Gather all lines in the entries below that include the word "recorded".
BEGIN AVAILABLE DATA
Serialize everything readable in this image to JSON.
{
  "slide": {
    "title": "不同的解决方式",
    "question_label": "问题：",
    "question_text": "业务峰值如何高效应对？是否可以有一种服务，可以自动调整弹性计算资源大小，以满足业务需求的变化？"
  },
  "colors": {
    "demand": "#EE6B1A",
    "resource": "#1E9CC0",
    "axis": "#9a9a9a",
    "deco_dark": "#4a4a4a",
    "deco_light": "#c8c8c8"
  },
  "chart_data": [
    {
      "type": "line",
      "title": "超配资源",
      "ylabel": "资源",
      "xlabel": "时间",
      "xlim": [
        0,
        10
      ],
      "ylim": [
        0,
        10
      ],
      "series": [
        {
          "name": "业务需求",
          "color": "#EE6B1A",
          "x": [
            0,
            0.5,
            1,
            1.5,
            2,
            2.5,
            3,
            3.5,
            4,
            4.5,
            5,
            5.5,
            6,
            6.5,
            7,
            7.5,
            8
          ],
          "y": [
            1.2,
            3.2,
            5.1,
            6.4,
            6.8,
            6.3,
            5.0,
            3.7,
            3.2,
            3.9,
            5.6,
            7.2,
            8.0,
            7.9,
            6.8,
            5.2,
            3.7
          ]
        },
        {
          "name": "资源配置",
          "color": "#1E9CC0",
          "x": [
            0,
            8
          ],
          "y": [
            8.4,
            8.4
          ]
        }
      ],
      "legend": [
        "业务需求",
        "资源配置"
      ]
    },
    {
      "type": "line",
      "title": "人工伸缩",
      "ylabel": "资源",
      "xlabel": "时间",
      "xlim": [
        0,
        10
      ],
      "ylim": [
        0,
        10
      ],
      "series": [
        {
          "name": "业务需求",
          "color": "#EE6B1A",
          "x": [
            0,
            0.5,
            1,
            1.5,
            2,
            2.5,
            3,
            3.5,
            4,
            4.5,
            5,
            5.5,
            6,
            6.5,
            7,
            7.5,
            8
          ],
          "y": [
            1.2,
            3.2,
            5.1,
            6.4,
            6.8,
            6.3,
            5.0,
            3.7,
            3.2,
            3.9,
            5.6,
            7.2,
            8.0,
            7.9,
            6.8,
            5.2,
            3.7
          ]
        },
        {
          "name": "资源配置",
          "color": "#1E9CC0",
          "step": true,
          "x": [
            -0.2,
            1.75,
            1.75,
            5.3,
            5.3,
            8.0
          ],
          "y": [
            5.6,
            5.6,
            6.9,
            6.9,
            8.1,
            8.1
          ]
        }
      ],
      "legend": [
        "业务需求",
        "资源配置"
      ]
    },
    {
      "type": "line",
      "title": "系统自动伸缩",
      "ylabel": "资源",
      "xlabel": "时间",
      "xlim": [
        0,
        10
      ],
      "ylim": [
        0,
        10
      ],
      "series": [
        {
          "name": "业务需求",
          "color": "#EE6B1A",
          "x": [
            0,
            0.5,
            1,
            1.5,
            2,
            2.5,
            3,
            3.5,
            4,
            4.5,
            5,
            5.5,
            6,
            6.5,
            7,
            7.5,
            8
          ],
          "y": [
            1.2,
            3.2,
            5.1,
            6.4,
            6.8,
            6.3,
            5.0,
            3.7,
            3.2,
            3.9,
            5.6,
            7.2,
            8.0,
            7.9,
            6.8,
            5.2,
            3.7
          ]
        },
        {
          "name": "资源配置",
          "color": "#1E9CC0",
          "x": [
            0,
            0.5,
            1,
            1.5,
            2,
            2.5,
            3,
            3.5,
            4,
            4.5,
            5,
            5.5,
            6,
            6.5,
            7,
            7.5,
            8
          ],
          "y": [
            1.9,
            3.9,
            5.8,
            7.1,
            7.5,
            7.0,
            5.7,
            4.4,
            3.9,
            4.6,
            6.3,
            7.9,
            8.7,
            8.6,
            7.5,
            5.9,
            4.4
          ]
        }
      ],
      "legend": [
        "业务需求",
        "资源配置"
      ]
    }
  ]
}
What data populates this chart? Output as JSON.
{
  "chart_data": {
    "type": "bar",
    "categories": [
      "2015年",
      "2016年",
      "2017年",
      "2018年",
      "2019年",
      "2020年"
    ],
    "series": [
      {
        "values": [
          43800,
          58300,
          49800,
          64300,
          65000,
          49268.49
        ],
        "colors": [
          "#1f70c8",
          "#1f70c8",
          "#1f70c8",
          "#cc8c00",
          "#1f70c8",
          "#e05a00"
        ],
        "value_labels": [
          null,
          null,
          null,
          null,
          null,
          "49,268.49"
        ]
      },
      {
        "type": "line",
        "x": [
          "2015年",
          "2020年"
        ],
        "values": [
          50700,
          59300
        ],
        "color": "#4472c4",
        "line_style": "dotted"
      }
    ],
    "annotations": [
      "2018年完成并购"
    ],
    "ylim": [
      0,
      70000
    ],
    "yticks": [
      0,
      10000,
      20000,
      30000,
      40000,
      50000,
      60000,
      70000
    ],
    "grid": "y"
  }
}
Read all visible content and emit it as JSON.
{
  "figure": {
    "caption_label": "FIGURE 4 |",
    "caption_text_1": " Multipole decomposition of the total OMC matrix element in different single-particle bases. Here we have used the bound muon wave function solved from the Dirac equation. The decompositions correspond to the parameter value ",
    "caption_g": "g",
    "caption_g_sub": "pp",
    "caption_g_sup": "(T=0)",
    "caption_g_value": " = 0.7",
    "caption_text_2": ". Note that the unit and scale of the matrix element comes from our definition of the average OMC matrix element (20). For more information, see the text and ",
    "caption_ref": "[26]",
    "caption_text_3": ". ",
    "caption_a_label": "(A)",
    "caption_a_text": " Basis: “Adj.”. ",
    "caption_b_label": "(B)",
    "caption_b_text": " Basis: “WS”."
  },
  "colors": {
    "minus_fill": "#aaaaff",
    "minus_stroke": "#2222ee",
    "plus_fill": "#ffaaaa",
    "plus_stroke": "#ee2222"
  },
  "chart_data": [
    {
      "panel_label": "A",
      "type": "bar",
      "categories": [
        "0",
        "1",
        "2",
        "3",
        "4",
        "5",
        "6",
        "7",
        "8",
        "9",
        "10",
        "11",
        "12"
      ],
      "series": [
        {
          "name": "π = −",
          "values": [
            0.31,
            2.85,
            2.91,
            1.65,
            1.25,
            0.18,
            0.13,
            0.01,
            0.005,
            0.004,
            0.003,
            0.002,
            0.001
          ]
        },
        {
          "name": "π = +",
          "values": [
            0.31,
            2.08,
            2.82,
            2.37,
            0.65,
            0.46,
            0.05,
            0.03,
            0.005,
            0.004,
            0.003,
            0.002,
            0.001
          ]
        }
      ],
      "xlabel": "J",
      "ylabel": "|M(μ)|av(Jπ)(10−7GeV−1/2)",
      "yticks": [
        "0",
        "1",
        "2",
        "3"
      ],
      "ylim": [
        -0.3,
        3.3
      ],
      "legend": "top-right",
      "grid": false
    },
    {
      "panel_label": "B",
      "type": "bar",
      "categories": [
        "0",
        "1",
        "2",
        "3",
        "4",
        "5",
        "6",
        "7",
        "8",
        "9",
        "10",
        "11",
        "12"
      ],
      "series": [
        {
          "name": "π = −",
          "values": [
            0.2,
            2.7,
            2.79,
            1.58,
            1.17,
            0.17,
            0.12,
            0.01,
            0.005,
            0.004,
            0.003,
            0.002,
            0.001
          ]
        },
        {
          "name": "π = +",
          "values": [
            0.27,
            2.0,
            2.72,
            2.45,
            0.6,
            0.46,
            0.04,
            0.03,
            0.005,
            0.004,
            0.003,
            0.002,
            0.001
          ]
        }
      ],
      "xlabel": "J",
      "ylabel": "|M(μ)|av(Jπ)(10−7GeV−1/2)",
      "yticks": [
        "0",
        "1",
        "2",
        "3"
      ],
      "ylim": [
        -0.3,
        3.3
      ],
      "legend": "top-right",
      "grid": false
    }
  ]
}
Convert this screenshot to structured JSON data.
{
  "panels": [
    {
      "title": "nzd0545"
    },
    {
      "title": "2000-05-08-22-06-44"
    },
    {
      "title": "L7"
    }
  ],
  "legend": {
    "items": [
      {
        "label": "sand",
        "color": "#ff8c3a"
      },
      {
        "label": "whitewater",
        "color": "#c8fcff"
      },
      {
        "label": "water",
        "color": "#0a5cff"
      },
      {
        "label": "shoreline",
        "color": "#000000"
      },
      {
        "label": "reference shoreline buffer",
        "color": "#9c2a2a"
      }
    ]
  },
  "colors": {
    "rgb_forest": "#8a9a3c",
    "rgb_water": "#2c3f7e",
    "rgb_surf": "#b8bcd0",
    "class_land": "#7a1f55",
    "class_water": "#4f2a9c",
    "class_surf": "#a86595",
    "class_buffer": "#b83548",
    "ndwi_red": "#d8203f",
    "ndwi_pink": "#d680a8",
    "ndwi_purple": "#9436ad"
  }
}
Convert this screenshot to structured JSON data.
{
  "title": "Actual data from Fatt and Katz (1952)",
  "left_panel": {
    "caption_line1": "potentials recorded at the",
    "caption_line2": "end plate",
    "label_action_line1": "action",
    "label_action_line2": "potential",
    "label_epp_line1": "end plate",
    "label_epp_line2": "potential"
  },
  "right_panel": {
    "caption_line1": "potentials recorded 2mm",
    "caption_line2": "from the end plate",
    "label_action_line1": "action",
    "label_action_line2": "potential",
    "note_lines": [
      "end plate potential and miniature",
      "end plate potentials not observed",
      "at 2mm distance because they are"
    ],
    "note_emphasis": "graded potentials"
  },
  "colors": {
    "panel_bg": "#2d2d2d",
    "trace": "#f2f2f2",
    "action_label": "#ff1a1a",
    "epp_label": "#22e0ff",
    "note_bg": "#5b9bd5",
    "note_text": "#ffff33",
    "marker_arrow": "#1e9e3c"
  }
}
END AVAILABLE DATA
- [SOLUTION TO THE PROBLEM]:
    "caption_line1": "potentials recorded at the",
    "caption_line1": "potentials recorded 2mm",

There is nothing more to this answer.